### WHAT YOU NEED TO DO
Your task is to reproduce the entries below word for word.
-----
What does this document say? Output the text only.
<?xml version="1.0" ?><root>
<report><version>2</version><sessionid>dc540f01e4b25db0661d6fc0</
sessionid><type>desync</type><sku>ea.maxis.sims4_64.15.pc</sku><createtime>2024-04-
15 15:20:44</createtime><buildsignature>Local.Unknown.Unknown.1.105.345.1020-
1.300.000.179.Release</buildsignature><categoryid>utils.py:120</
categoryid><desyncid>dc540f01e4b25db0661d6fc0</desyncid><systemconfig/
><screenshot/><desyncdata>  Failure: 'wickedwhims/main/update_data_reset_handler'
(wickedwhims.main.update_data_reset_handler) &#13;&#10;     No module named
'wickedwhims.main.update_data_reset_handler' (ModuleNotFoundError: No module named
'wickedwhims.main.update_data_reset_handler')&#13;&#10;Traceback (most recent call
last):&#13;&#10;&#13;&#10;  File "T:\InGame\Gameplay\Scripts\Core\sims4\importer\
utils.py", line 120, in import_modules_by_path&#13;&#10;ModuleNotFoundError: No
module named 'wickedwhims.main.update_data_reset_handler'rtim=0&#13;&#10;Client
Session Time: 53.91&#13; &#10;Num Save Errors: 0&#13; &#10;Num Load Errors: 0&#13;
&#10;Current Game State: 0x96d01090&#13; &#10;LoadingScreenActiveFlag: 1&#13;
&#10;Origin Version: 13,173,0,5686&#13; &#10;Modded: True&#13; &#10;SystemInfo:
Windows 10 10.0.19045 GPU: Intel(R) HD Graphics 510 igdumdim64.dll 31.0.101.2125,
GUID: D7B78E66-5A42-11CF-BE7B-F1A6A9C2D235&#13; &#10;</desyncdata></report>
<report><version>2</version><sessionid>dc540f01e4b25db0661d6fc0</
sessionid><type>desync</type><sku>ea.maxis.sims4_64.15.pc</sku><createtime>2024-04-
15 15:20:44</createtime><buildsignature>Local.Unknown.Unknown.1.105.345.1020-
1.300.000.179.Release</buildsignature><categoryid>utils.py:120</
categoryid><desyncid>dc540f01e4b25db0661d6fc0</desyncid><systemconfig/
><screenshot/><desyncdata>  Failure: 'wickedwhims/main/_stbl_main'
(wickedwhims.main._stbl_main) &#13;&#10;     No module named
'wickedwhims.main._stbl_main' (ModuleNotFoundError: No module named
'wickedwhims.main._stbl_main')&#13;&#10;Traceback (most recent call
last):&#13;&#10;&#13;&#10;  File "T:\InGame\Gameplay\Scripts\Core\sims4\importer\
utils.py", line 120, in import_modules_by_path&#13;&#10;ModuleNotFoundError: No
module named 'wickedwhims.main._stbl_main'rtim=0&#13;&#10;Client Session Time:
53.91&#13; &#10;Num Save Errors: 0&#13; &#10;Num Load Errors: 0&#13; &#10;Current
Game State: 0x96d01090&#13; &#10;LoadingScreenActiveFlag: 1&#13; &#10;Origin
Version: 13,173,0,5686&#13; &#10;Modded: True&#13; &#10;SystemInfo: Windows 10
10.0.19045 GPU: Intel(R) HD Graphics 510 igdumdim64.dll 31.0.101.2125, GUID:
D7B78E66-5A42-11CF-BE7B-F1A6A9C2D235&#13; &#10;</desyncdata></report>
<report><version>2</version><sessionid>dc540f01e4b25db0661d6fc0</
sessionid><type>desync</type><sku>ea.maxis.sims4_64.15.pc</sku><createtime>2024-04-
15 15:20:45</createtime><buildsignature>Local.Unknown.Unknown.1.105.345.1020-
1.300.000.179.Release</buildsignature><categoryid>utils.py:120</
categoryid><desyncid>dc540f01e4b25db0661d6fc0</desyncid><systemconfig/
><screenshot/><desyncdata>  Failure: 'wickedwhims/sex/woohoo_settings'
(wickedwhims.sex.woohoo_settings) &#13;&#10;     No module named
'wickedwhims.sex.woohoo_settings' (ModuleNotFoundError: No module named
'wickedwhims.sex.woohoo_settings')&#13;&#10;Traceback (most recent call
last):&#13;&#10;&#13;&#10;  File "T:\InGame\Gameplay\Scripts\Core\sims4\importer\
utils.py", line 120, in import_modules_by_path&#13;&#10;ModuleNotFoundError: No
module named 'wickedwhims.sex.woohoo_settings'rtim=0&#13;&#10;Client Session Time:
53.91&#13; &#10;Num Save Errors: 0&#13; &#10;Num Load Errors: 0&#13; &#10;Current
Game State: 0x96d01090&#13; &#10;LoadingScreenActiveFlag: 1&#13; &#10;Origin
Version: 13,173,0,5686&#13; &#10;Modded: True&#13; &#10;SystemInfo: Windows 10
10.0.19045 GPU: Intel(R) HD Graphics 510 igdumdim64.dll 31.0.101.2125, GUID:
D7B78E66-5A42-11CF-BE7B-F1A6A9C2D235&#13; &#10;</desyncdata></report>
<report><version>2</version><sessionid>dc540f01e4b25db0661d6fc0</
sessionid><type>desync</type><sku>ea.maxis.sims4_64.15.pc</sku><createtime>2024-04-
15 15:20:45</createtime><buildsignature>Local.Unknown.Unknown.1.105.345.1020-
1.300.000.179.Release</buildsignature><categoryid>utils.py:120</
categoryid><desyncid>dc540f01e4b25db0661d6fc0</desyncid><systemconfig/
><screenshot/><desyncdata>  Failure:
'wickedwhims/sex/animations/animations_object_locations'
-----
### EXERCISE RESPONSE
What does this document say? Output the text only.
<?xml version="1.0" ?><root>
<report><version>2</version><sessionid>dc540f01e4b25db0661d6fc0</
sessionid><type>desync</type><sku>ea.maxis.sims4_64.15.pc</sku><createtime>2024-04-
15 15:20:44</createtime><buildsignature>Local.Unknown.Unknown.1.105.345.1020-
1.300.000.179.Release</buildsignature><categoryid>utils.py:120</
categoryid><desyncid>dc540f01e4b25db0661d6fc0</desyncid><systemconfig/
><screenshot/><desyncdata>  Failure: 'wickedwhims/main/update_data_reset_handler'
(wickedwhims.main.update_data_reset_handler) &#13;&#10;     No module named
'wickedwhims.main.update_data_reset_handler' (ModuleNotFoundError: No module named
'wickedwhims.main.update_data_reset_handler')&#13;&#10;Traceback (most recent call
last):&#13;&#10;&#13;&#10;  File "T:\InGame\Gameplay\Scripts\Core\sims4\importer\
utils.py", line 120, in import_modules_by_path&#13;&#10;ModuleNotFoundError: No
module named 'wickedwhims.main.update_data_reset_handler'rtim=0&#13;&#10;Client
Session Time: 53.91&#13; &#10;Num Save Errors: 0&#13; &#10;Num Load Errors: 0&#13;
&#10;Current Game State: 0x96d01090&#13; &#10;LoadingScreenActiveFlag: 1&#13;
&#10;Origin Version: 13,173,0,5686&#13; &#10;Modded: True&#13; &#10;SystemInfo:
Windows 10 10.0.19045 GPU: Intel(R) HD Graphics 510 igdumdim64.dll 31.0.101.2125,
GUID: D7B78E66-5A42-11CF-BE7B-F1A6A9C2D235&#13; &#10;</desyncdata></report>
<report><version>2</version><sessionid>dc540f01e4b25db0661d6fc0</
sessionid><type>desync</type><sku>ea.maxis.sims4_64.15.pc</sku><createtime>2024-04-
15 15:20:44</createtime><buildsignature>Local.Unknown.Unknown.1.105.345.1020-
1.300.000.179.Release</buildsignature><categoryid>utils.py:120</
categoryid><desyncid>dc540f01e4b25db0661d6fc0</desyncid><systemconfig/
><screenshot/><desyncdata>  Failure: 'wickedwhims/main/_stbl_main'
(wickedwhims.main._stbl_main) &#13;&#10;     No module named
'wickedwhims.main._stbl_main' (ModuleNotFoundError: No module named
'wickedwhims.main._stbl_main')&#13;&#10;Traceback (most recent call
last):&#13;&#10;&#13;&#10;  File "T:\InGame\Gameplay\Scripts\Core\sims4\importer\
utils.py", line 120, in import_modules_by_path&#13;&#10;ModuleNotFoundError: No
module named 'wickedwhims.main._stbl_main'rtim=0&#13;&#10;Client Session Time:
53.91&#13; &#10;Num Save Errors: 0&#13; &#10;Num Load Errors: 0&#13; &#10;Current
Game State: 0x96d01090&#13; &#10;LoadingScreenActiveFlag: 1&#13; &#10;Origin
Version: 13,173,0,5686&#13; &#10;Modded: True&#13; &#10;SystemInfo: Windows 10
10.0.19045 GPU: Intel(R) HD Graphics 510 igdumdim64.dll 31.0.101.2125, GUID:
D7B78E66-5A42-11CF-BE7B-F1A6A9C2D235&#13; &#10;</desyncdata></report>
<report><version>2</version><sessionid>dc540f01e4b25db0661d6fc0</
sessionid><type>desync</type><sku>ea.maxis.sims4_64.15.pc</sku><createtime>2024-04-
15 15:20:45</createtime><buildsignature>Local.Unknown.Unknown.1.105.345.1020-
1.300.000.179.Release</buildsignature><categoryid>utils.py:120</
categoryid><desyncid>dc540f01e4b25db0661d6fc0</desyncid><systemconfig/
><screenshot/><desyncdata>  Failure: 'wickedwhims/sex/woohoo_settings'
(wickedwhims.sex.woohoo_settings) &#13;&#10;     No module named
'wickedwhims.sex.woohoo_settings' (ModuleNotFoundError: No module named
'wickedwhims.sex.woohoo_settings')&#13;&#10;Traceback (most recent call
last):&#13;&#10;&#13;&#10;  File "T:\InGame\Gameplay\Scripts\Core\sims4\importer\
utils.py", line 120, in import_modules_by_path&#13;&#10;ModuleNotFoundError: No
module named 'wickedwhims.sex.woohoo_settings'rtim=0&#13;&#10;Client Session Time:
53.91&#13; &#10;Num Save Errors: 0&#13; &#10;Num Load Errors: 0&#13; &#10;Current
Game State: 0x96d01090&#13; &#10;LoadingScreenActiveFlag: 1&#13; &#10;Origin
Version: 13,173,0,5686&#13; &#10;Modded: True&#13; &#10;SystemInfo: Windows 10
10.0.19045 GPU: Intel(R) HD Graphics 510 igdumdim64.dll 31.0.101.2125, GUID:
D7B78E66-5A42-11CF-BE7B-F1A6A9C2D235&#13; &#10;</desyncdata></report>
<report><version>2</version><sessionid>dc540f01e4b25db0661d6fc0</
sessionid><type>desync</type><sku>ea.maxis.sims4_64.15.pc</sku><createtime>2024-04-
15 15:20:45</createtime><buildsignature>Local.Unknown.Unknown.1.105.345.1020-
1.300.000.179.Release</buildsignature><categoryid>utils.py:120</
categoryid><desyncid>dc540f01e4b25db0661d6fc0</desyncid><systemconfig/
><screenshot/><desyncdata>  Failure:
'wickedwhims/sex/animations/animations_object_locations'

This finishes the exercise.